##### EXERCISE MATERIAL

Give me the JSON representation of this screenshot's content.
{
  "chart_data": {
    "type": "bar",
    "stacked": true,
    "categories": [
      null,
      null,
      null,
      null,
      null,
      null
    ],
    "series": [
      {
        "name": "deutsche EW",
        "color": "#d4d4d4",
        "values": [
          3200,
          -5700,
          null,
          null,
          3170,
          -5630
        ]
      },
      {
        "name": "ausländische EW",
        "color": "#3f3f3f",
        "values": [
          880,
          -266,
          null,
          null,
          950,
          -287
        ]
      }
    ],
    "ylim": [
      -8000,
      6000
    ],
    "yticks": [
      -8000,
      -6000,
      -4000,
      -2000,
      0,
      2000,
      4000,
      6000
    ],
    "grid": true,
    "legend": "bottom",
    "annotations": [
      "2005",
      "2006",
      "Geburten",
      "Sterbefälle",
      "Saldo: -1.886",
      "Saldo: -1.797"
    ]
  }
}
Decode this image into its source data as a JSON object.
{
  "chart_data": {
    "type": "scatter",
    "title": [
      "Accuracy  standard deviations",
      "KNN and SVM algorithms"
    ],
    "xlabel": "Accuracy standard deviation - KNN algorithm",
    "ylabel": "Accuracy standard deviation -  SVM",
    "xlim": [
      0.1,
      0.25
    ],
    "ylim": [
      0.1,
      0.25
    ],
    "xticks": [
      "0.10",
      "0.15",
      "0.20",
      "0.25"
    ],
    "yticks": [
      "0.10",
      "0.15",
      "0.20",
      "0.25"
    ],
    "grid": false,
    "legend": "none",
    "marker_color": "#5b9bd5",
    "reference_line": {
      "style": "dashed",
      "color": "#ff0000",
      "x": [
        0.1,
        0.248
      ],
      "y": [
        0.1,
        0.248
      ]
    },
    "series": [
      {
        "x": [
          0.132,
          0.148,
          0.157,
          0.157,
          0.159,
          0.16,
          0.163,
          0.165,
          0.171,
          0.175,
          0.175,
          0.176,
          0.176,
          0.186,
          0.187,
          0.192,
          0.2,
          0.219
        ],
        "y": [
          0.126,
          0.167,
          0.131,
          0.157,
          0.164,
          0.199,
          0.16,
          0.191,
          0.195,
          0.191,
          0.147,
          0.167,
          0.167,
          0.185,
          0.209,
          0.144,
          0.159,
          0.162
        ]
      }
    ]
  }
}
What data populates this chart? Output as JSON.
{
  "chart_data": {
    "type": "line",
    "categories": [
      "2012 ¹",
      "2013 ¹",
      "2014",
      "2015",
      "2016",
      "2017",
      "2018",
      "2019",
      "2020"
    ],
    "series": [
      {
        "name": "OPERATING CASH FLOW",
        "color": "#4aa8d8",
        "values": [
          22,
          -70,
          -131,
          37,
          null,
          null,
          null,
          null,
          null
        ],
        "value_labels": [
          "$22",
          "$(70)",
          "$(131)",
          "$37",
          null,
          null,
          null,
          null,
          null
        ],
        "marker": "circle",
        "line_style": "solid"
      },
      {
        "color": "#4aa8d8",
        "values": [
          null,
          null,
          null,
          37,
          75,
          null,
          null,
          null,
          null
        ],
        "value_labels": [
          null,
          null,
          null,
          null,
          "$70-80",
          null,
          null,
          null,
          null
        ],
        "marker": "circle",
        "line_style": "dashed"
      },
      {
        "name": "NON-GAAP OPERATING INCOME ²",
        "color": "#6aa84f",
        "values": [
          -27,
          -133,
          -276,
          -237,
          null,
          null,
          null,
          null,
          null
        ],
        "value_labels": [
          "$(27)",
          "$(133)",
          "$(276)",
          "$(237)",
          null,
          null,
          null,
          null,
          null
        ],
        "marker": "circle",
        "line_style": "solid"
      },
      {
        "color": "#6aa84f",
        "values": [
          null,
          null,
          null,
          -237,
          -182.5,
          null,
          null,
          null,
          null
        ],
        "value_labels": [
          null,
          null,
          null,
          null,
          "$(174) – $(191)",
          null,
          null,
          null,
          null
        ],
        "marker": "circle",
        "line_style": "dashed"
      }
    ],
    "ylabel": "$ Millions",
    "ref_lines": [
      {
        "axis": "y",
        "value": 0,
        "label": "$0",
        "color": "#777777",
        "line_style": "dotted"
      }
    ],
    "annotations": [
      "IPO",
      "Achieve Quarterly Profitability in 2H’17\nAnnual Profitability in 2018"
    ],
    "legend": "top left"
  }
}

##########

§ REQUIREMENTS: Locate all lines in the listing above with the word "JSON" and copy them.

§ COMPLETE ANSWER:
Give me the JSON representation of this screenshot's content.
Decode this image into its source data as a JSON object.
What data populates this chart? Output as JSON.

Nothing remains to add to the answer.